Data items:

○ ○ ○

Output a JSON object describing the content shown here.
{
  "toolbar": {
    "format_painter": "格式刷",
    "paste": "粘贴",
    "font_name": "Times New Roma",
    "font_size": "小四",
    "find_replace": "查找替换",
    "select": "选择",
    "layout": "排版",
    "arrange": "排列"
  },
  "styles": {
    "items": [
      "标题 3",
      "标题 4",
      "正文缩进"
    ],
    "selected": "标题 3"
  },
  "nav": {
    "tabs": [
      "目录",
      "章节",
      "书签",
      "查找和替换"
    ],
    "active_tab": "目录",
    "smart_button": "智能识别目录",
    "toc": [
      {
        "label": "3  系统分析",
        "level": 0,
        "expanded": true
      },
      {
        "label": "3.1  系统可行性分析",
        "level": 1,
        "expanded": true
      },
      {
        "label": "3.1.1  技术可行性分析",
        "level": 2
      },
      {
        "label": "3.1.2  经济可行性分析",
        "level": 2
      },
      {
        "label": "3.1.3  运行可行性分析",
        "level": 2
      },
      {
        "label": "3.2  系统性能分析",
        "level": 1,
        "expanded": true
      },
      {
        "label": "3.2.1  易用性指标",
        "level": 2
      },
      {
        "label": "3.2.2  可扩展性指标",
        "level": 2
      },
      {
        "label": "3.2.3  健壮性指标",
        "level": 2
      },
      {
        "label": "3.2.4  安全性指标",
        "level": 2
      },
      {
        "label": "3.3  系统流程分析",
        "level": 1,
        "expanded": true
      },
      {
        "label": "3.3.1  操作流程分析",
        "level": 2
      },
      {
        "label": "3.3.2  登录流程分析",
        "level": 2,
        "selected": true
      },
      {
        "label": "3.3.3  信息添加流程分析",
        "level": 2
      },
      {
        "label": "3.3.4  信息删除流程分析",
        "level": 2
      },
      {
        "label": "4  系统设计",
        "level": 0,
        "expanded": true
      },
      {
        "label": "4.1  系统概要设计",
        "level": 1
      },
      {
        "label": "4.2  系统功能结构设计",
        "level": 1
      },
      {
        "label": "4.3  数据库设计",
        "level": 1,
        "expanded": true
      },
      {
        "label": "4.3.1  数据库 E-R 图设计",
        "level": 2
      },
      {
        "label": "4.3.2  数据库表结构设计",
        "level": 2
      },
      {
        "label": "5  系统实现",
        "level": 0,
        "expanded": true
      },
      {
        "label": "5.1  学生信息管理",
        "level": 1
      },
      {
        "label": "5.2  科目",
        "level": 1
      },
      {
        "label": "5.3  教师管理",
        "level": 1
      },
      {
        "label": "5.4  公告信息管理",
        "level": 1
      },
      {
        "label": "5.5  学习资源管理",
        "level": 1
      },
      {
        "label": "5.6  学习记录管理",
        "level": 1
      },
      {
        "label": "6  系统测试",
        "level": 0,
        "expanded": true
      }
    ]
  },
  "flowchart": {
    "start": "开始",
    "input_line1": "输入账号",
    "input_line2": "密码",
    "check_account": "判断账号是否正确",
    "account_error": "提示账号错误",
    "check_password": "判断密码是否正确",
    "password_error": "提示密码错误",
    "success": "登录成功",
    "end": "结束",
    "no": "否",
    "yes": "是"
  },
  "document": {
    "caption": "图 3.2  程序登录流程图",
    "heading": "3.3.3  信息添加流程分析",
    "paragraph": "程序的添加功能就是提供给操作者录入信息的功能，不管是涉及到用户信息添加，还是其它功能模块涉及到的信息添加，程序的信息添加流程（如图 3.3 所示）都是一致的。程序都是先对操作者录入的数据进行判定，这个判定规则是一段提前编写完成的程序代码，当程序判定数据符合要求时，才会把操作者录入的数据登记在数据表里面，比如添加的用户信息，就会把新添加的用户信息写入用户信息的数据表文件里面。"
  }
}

○ ○ ○

*Instruction*: Retype all of the entries precisely as they are.

*Correct response*:
Output a JSON object describing the content shown here.
{
  "toolbar": {
    "format_painter": "格式刷",
    "paste": "粘贴",
    "font_name": "Times New Roma",
    "font_size": "小四",
    "find_replace": "查找替换",
    "select": "选择",
    "layout": "排版",
    "arrange": "排列"
  },
  "styles": {
    "items": [
      "标题 3",
      "标题 4",
      "正文缩进"
    ],
    "selected": "标题 3"
  },
  "nav": {
    "tabs": [
      "目录",
      "章节",
      "书签",
      "查找和替换"
    ],
    "active_tab": "目录",
    "smart_button": "智能识别目录",
    "toc": [
      {
        "label": "3  系统分析",
        "level": 0,
        "expanded": true
      },
      {
        "label": "3.1  系统可行性分析",
        "level": 1,
        "expanded": true
      },
      {
        "label": "3.1.1  技术可行性分析",
        "level": 2
      },
      {
        "label": "3.1.2  经济可行性分析",
        "level": 2
      },
      {
        "label": "3.1.3  运行可行性分析",
        "level": 2
      },
      {
        "label": "3.2  系统性能分析",
        "level": 1,
        "expanded": true
      },
      {
        "label": "3.2.1  易用性指标",
        "level": 2
      },
      {
        "label": "3.2.2  可扩展性指标",
        "level": 2
      },
      {
        "label": "3.2.3  健壮性指标",
        "level": 2
      },
      {
        "label": "3.2.4  安全性指标",
        "level": 2
      },
      {
        "label": "3.3  系统流程分析",
        "level": 1,
        "expanded": true
      },
      {
        "label": "3.3.1  操作流程分析",
        "level": 2
      },
      {
        "label": "3.3.2  登录流程分析",
        "level": 2,
        "selected": true
      },
      {
        "label": "3.3.3  信息添加流程分析",
        "level": 2
      },
      {
        "label": "3.3.4  信息删除流程分析",
        "level": 2
      },
      {
        "label": "4  系统设计",
        "level": 0,
        "expanded": true
      },
      {
        "label": "4.1  系统概要设计",
        "level": 1
      },
      {
        "label": "4.2  系统功能结构设计",
        "level": 1
      },
      {
        "label": "4.3  数据库设计",
        "level": 1,
        "expanded": true
      },
      {
        "label": "4.3.1  数据库 E-R 图设计",
        "level": 2
      },
      {
        "label": "4.3.2  数据库表结构设计",
        "level": 2
      },
      {
        "label": "5  系统实现",
        "level": 0,
        "expanded": true
      },
      {
        "label": "5.1  学生信息管理",
        "level": 1
      },
      {
        "label": "5.2  科目",
        "level": 1
      },
      {
        "label": "5.3  教师管理",
        "level": 1
      },
      {
        "label": "5.4  公告信息管理",
        "level": 1
      },
      {
        "label": "5.5  学习资源管理",
        "level": 1
      },
      {
        "label": "5.6  学习记录管理",
        "level": 1
      },
      {
        "label": "6  系统测试",
        "level": 0,
        "expanded": true
      }
    ]
  },
  "flowchart": {
    "start": "开始",
    "input_line1": "输入账号",
    "input_line2": "密码",
    "check_account": "判断账号是否正确",
    "account_error": "提示账号错误",
    "check_password": "判断密码是否正确",
    "password_error": "提示密码错误",
    "success": "登录成功",
    "end": "结束",
    "no": "否",
    "yes": "是"
  },
  "document": {
    "caption": "图 3.2  程序登录流程图",
    "heading": "3.3.3  信息添加流程分析",
    "paragraph": "程序的添加功能就是提供给操作者录入信息的功能，不管是涉及到用户信息添加，还是其它功能模块涉及到的信息添加，程序的信息添加流程（如图 3.3 所示）都是一致的。程序都是先对操作者录入的数据进行判定，这个判定规则是一段提前编写完成的程序代码，当程序判定数据符合要求时，才会把操作者录入的数据登记在数据表里面，比如添加的用户信息，就会把新添加的用户信息写入用户信息的数据表文件里面。"
  }
}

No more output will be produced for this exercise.